# Start of Data section
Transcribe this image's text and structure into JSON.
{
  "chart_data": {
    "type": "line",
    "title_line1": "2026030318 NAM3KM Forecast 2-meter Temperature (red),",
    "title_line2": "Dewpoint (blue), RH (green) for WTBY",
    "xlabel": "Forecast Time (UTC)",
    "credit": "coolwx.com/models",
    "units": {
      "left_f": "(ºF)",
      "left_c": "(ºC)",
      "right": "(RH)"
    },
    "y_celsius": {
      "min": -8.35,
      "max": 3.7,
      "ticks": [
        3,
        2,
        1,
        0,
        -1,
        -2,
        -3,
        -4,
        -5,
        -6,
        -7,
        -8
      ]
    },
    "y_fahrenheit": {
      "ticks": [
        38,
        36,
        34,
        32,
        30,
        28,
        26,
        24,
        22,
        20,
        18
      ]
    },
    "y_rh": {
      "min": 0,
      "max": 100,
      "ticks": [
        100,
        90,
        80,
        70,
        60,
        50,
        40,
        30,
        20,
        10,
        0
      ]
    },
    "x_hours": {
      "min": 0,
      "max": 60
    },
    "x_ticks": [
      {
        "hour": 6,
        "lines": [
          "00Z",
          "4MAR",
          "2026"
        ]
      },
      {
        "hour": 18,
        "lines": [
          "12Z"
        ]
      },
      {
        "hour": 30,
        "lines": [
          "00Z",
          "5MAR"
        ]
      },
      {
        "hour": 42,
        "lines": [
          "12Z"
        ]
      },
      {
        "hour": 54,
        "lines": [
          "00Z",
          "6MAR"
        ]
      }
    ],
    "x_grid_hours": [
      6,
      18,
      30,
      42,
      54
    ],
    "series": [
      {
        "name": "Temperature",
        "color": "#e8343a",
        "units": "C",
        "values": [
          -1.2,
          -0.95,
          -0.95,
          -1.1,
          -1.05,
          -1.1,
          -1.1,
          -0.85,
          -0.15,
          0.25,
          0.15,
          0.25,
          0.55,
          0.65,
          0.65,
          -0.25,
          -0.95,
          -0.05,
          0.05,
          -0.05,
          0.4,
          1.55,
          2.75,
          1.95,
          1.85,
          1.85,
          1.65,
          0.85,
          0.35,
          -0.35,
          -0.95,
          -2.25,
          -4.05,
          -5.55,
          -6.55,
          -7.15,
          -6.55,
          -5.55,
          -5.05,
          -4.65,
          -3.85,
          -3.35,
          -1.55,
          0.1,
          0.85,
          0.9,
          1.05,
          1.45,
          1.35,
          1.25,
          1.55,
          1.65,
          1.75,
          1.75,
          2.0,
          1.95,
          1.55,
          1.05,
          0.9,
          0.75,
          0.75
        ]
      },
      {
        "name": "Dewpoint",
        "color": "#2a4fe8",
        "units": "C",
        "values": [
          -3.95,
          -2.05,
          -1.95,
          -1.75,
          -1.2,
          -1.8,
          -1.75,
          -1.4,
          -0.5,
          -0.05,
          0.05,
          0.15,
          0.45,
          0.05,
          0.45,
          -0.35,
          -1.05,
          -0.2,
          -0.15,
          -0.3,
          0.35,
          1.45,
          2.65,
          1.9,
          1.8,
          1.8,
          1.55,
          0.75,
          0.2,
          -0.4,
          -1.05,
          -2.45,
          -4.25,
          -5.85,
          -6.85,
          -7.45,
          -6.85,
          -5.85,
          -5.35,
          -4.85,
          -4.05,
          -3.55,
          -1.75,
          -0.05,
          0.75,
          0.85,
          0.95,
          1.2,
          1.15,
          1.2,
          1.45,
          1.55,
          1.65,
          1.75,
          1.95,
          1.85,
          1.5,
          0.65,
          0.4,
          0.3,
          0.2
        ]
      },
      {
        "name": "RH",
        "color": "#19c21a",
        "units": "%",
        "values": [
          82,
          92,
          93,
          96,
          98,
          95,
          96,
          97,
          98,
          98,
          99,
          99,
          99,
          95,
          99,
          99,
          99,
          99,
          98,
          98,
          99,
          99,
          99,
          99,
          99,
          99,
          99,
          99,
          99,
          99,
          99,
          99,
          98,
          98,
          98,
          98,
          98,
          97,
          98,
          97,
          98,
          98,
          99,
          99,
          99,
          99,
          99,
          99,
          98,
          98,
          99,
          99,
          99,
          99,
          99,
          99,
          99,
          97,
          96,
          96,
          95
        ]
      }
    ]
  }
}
# End of Data section
Task to carry out: Give the count of lines in the data above that hold the string "Forecast", with no additional words.

Solution below: 2